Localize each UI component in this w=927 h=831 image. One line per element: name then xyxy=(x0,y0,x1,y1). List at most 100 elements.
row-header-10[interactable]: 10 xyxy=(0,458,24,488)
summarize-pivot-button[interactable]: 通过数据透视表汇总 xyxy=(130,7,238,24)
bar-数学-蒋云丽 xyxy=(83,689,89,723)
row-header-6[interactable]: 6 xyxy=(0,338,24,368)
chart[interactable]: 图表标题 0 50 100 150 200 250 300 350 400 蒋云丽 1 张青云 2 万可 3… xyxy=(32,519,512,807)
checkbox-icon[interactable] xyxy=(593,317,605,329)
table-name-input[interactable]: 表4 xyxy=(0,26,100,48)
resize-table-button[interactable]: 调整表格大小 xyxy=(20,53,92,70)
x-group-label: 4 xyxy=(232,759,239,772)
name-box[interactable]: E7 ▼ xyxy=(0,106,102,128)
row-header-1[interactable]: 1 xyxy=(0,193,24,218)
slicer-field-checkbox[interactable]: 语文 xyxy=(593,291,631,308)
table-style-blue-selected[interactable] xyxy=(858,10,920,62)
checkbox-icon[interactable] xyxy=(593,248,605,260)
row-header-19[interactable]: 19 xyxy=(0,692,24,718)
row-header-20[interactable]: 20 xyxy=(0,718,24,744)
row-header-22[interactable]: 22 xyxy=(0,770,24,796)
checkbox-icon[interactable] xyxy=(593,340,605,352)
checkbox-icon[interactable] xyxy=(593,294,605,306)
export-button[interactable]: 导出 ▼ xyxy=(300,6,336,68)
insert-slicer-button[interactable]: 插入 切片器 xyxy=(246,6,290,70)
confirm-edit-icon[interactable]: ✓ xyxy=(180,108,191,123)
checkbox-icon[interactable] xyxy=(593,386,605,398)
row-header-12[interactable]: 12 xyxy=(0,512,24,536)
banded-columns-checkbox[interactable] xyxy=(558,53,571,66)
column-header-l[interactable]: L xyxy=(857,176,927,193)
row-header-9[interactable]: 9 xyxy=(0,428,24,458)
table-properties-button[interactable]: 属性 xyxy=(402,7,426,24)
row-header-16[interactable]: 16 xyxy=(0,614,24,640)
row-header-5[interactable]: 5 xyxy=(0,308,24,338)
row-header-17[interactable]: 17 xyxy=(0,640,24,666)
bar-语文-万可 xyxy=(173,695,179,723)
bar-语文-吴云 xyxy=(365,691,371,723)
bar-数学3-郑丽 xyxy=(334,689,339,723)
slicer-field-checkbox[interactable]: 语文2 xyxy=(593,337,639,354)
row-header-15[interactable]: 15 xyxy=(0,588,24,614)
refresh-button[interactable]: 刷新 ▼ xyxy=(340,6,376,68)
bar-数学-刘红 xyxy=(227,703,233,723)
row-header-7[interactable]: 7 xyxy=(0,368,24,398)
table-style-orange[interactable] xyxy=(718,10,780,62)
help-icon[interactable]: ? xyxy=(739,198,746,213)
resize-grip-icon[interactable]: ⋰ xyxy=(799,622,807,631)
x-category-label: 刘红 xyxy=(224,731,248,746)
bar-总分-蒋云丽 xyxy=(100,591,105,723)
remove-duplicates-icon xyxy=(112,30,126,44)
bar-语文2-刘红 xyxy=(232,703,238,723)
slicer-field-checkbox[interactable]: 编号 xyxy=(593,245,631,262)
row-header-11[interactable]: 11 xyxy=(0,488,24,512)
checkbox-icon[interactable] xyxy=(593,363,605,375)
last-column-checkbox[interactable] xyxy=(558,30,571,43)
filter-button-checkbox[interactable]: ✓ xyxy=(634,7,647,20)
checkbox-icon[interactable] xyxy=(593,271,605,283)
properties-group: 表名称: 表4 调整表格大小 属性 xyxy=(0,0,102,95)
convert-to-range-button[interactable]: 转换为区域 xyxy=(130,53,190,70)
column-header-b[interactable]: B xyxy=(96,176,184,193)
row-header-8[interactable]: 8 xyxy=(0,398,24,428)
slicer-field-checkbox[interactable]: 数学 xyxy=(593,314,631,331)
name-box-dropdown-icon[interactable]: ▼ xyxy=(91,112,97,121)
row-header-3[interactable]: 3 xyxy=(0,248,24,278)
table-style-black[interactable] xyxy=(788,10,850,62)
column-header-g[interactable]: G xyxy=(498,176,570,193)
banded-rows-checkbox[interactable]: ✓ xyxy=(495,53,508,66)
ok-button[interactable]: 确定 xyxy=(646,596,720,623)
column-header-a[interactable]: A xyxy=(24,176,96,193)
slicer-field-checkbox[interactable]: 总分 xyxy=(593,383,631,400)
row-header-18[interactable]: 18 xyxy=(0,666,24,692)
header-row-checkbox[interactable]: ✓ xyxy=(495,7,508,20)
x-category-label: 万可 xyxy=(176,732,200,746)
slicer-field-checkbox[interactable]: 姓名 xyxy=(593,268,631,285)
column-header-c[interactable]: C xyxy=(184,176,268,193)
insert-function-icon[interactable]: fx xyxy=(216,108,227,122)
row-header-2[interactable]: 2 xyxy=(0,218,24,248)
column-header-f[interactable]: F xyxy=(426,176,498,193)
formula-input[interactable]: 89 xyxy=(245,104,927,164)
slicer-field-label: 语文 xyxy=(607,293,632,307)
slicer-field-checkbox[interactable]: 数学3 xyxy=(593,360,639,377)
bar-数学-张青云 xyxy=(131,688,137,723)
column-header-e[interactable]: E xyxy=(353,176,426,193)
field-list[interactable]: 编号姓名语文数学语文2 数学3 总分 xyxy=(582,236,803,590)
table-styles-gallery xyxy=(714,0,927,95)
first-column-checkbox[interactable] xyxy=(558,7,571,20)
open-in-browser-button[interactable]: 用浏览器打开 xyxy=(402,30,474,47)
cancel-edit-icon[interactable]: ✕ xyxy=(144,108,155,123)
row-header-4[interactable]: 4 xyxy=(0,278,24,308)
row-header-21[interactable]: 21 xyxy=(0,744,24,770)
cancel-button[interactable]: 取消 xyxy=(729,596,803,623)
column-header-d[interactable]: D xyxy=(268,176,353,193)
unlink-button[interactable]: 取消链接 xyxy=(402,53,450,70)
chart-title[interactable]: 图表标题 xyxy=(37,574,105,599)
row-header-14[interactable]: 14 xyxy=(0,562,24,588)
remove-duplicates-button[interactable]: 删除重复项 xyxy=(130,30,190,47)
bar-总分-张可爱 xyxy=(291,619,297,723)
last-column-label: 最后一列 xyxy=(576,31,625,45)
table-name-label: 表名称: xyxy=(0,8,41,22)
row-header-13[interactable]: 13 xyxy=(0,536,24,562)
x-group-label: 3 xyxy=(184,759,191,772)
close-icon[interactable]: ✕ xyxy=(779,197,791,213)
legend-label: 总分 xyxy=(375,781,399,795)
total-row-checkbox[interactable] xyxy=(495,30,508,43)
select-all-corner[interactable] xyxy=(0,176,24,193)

- _Task prompt_: Write out the lines above again, putting "screenshot" wherever "image" occurs and leaving every other character unchanged.

- _Exercise answer_:
Localize each UI component in this w=927 h=831 screenshot. One line per element: name then xyxy=(x0,y0,x1,y1). List at most 100 elements.
row-header-10[interactable]: 10 xyxy=(0,458,24,488)
summarize-pivot-button[interactable]: 通过数据透视表汇总 xyxy=(130,7,238,24)
bar-数学-蒋云丽 xyxy=(83,689,89,723)
row-header-6[interactable]: 6 xyxy=(0,338,24,368)
chart[interactable]: 图表标题 0 50 100 150 200 250 300 350 400 蒋云丽 1 张青云 2 万可 3… xyxy=(32,519,512,807)
checkbox-icon[interactable] xyxy=(593,317,605,329)
table-name-input[interactable]: 表4 xyxy=(0,26,100,48)
resize-table-button[interactable]: 调整表格大小 xyxy=(20,53,92,70)
x-group-label: 4 xyxy=(232,759,239,772)
name-box[interactable]: E7 ▼ xyxy=(0,106,102,128)
row-header-1[interactable]: 1 xyxy=(0,193,24,218)
slicer-field-checkbox[interactable]: 语文 xyxy=(593,291,631,308)
table-style-blue-selected[interactable] xyxy=(858,10,920,62)
checkbox-icon[interactable] xyxy=(593,248,605,260)
row-header-19[interactable]: 19 xyxy=(0,692,24,718)
row-header-20[interactable]: 20 xyxy=(0,718,24,744)
row-header-22[interactable]: 22 xyxy=(0,770,24,796)
checkbox-icon[interactable] xyxy=(593,340,605,352)
checkbox-icon[interactable] xyxy=(593,294,605,306)
export-button[interactable]: 导出 ▼ xyxy=(300,6,336,68)
insert-slicer-button[interactable]: 插入 切片器 xyxy=(246,6,290,70)
confirm-edit-icon[interactable]: ✓ xyxy=(180,108,191,123)
checkbox-icon[interactable] xyxy=(593,386,605,398)
row-header-12[interactable]: 12 xyxy=(0,512,24,536)
banded-columns-checkbox[interactable] xyxy=(558,53,571,66)
column-header-l[interactable]: L xyxy=(857,176,927,193)
row-header-9[interactable]: 9 xyxy=(0,428,24,458)
table-properties-button[interactable]: 属性 xyxy=(402,7,426,24)
row-header-16[interactable]: 16 xyxy=(0,614,24,640)
row-header-5[interactable]: 5 xyxy=(0,308,24,338)
row-header-17[interactable]: 17 xyxy=(0,640,24,666)
bar-语文-万可 xyxy=(173,695,179,723)
bar-语文-吴云 xyxy=(365,691,371,723)
bar-数学3-郑丽 xyxy=(334,689,339,723)
slicer-field-checkbox[interactable]: 语文2 xyxy=(593,337,639,354)
row-header-15[interactable]: 15 xyxy=(0,588,24,614)
refresh-button[interactable]: 刷新 ▼ xyxy=(340,6,376,68)
bar-数学-刘红 xyxy=(227,703,233,723)
row-header-7[interactable]: 7 xyxy=(0,368,24,398)
table-style-orange[interactable] xyxy=(718,10,780,62)
help-icon[interactable]: ? xyxy=(739,198,746,213)
resize-grip-icon[interactable]: ⋰ xyxy=(799,622,807,631)
x-category-label: 刘红 xyxy=(224,731,248,746)
bar-总分-蒋云丽 xyxy=(100,591,105,723)
remove-duplicates-icon xyxy=(112,30,126,44)
bar-语文2-刘红 xyxy=(232,703,238,723)
slicer-field-checkbox[interactable]: 编号 xyxy=(593,245,631,262)
row-header-11[interactable]: 11 xyxy=(0,488,24,512)
checkbox-icon[interactable] xyxy=(593,363,605,375)
last-column-checkbox[interactable] xyxy=(558,30,571,43)
filter-button-checkbox[interactable]: ✓ xyxy=(634,7,647,20)
checkbox-icon[interactable] xyxy=(593,271,605,283)
properties-group: 表名称: 表4 调整表格大小 属性 xyxy=(0,0,102,95)
convert-to-range-button[interactable]: 转换为区域 xyxy=(130,53,190,70)
column-header-b[interactable]: B xyxy=(96,176,184,193)
row-header-8[interactable]: 8 xyxy=(0,398,24,428)
slicer-field-checkbox[interactable]: 数学 xyxy=(593,314,631,331)
name-box-dropdown-icon[interactable]: ▼ xyxy=(91,112,97,121)
row-header-3[interactable]: 3 xyxy=(0,248,24,278)
table-style-black[interactable] xyxy=(788,10,850,62)
column-header-g[interactable]: G xyxy=(498,176,570,193)
banded-rows-checkbox[interactable]: ✓ xyxy=(495,53,508,66)
ok-button[interactable]: 确定 xyxy=(646,596,720,623)
column-header-a[interactable]: A xyxy=(24,176,96,193)
slicer-field-checkbox[interactable]: 总分 xyxy=(593,383,631,400)
row-header-18[interactable]: 18 xyxy=(0,666,24,692)
header-row-checkbox[interactable]: ✓ xyxy=(495,7,508,20)
x-category-label: 万可 xyxy=(176,732,200,746)
slicer-field-checkbox[interactable]: 姓名 xyxy=(593,268,631,285)
column-header-c[interactable]: C xyxy=(184,176,268,193)
insert-function-icon[interactable]: fx xyxy=(216,108,227,122)
row-header-2[interactable]: 2 xyxy=(0,218,24,248)
column-header-f[interactable]: F xyxy=(426,176,498,193)
formula-input[interactable]: 89 xyxy=(245,104,927,164)
slicer-field-label: 语文 xyxy=(607,293,632,307)
slicer-field-checkbox[interactable]: 数学3 xyxy=(593,360,639,377)
bar-数学-张青云 xyxy=(131,688,137,723)
column-header-e[interactable]: E xyxy=(353,176,426,193)
field-list[interactable]: 编号姓名语文数学语文2 数学3 总分 xyxy=(582,236,803,590)
table-styles-gallery xyxy=(714,0,927,95)
first-column-checkbox[interactable] xyxy=(558,7,571,20)
open-in-browser-button[interactable]: 用浏览器打开 xyxy=(402,30,474,47)
cancel-edit-icon[interactable]: ✕ xyxy=(144,108,155,123)
row-header-4[interactable]: 4 xyxy=(0,278,24,308)
row-header-21[interactable]: 21 xyxy=(0,744,24,770)
cancel-button[interactable]: 取消 xyxy=(729,596,803,623)
column-header-d[interactable]: D xyxy=(268,176,353,193)
unlink-button[interactable]: 取消链接 xyxy=(402,53,450,70)
chart-title[interactable]: 图表标题 xyxy=(37,574,105,599)
row-header-14[interactable]: 14 xyxy=(0,562,24,588)
remove-duplicates-button[interactable]: 删除重复项 xyxy=(130,30,190,47)
bar-总分-张可爱 xyxy=(291,619,297,723)
last-column-label: 最后一列 xyxy=(576,31,625,45)
table-name-label: 表名称: xyxy=(0,8,41,22)
row-header-13[interactable]: 13 xyxy=(0,536,24,562)
x-group-label: 3 xyxy=(184,759,191,772)
close-icon[interactable]: ✕ xyxy=(779,197,791,213)
legend-label: 总分 xyxy=(375,781,399,795)
total-row-checkbox[interactable] xyxy=(495,30,508,43)
select-all-corner[interactable] xyxy=(0,176,24,193)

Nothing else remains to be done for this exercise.